Raw records:

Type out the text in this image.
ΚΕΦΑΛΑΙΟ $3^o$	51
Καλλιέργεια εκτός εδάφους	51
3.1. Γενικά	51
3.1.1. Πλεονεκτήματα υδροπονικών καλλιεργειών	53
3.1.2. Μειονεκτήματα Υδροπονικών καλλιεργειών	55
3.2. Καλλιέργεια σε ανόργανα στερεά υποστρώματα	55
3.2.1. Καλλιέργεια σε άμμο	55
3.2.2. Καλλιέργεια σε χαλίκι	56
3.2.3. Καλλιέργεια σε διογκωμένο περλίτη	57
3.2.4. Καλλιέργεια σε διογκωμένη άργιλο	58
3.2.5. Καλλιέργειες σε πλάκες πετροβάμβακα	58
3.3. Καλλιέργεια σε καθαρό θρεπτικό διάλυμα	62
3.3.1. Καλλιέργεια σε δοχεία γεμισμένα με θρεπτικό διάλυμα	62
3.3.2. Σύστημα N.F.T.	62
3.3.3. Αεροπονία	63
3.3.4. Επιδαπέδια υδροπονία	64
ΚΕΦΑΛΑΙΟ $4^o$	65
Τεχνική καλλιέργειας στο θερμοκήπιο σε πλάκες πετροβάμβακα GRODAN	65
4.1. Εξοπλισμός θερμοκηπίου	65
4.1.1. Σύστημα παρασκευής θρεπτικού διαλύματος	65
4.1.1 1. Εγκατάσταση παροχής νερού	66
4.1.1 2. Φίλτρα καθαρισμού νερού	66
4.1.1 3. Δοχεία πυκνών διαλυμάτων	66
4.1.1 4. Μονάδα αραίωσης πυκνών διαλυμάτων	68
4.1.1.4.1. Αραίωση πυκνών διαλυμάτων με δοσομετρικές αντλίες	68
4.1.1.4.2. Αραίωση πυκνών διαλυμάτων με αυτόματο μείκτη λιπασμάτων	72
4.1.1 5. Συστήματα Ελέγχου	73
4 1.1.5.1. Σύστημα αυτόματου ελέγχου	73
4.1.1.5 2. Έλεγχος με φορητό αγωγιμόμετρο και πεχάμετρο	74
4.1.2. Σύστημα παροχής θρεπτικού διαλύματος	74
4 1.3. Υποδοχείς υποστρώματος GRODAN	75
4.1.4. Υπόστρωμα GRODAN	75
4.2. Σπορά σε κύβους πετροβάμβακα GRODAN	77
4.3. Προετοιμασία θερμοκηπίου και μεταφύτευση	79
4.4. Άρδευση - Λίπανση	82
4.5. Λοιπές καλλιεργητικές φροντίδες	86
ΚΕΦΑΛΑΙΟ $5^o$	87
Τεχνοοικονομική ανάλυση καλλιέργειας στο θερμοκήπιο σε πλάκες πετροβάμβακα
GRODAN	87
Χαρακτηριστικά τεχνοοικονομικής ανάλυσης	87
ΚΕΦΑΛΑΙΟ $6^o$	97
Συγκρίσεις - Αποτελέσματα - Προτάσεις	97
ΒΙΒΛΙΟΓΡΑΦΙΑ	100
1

EXERCISE REQUIREMENTS: Copy out every line of the data above, exactly as given.

OUTPUT FOR THIS EXERCISE:
Type out the text in this image.
ΚΕΦΑΛΑΙΟ $3^o$	51
Καλλιέργεια εκτός εδάφους	51
3.1. Γενικά	51
3.1.1. Πλεονεκτήματα υδροπονικών καλλιεργειών	53
3.1.2. Μειονεκτήματα Υδροπονικών καλλιεργειών	55
3.2. Καλλιέργεια σε ανόργανα στερεά υποστρώματα	55
3.2.1. Καλλιέργεια σε άμμο	55
3.2.2. Καλλιέργεια σε χαλίκι	56
3.2.3. Καλλιέργεια σε διογκωμένο περλίτη	57
3.2.4. Καλλιέργεια σε διογκωμένη άργιλο	58
3.2.5. Καλλιέργειες σε πλάκες πετροβάμβακα	58
3.3. Καλλιέργεια σε καθαρό θρεπτικό διάλυμα	62
3.3.1. Καλλιέργεια σε δοχεία γεμισμένα με θρεπτικό διάλυμα	62
3.3.2. Σύστημα N.F.T.	62
3.3.3. Αεροπονία	63
3.3.4. Επιδαπέδια υδροπονία	64
ΚΕΦΑΛΑΙΟ $4^o$	65
Τεχνική καλλιέργειας στο θερμοκήπιο σε πλάκες πετροβάμβακα GRODAN	65
4.1. Εξοπλισμός θερμοκηπίου	65
4.1.1. Σύστημα παρασκευής θρεπτικού διαλύματος	65
4.1.1 1. Εγκατάσταση παροχής νερού	66
4.1.1 2. Φίλτρα καθαρισμού νερού	66
4.1.1 3. Δοχεία πυκνών διαλυμάτων	66
4.1.1 4. Μονάδα αραίωσης πυκνών διαλυμάτων	68
4.1.1.4.1. Αραίωση πυκνών διαλυμάτων με δοσομετρικές αντλίες	68
4.1.1.4.2. Αραίωση πυκνών διαλυμάτων με αυτόματο μείκτη λιπασμάτων	72
4.1.1 5. Συστήματα Ελέγχου	73
4 1.1.5.1. Σύστημα αυτόματου ελέγχου	73
4.1.1.5 2. Έλεγχος με φορητό αγωγιμόμετρο και πεχάμετρο	74
4.1.2. Σύστημα παροχής θρεπτικού διαλύματος	74
4 1.3. Υποδοχείς υποστρώματος GRODAN	75
4.1.4. Υπόστρωμα GRODAN	75
4.2. Σπορά σε κύβους πετροβάμβακα GRODAN	77
4.3. Προετοιμασία θερμοκηπίου και μεταφύτευση	79
4.4. Άρδευση - Λίπανση	82
4.5. Λοιπές καλλιεργητικές φροντίδες	86
ΚΕΦΑΛΑΙΟ $5^o$	87
Τεχνοοικονομική ανάλυση καλλιέργειας στο θερμοκήπιο σε πλάκες πετροβάμβακα
GRODAN	87
Χαρακτηριστικά τεχνοοικονομικής ανάλυσης	87
ΚΕΦΑΛΑΙΟ $6^o$	97
Συγκρίσεις - Αποτελέσματα - Προτάσεις	97
ΒΙΒΛΙΟΓΡΑΦΙΑ	100
1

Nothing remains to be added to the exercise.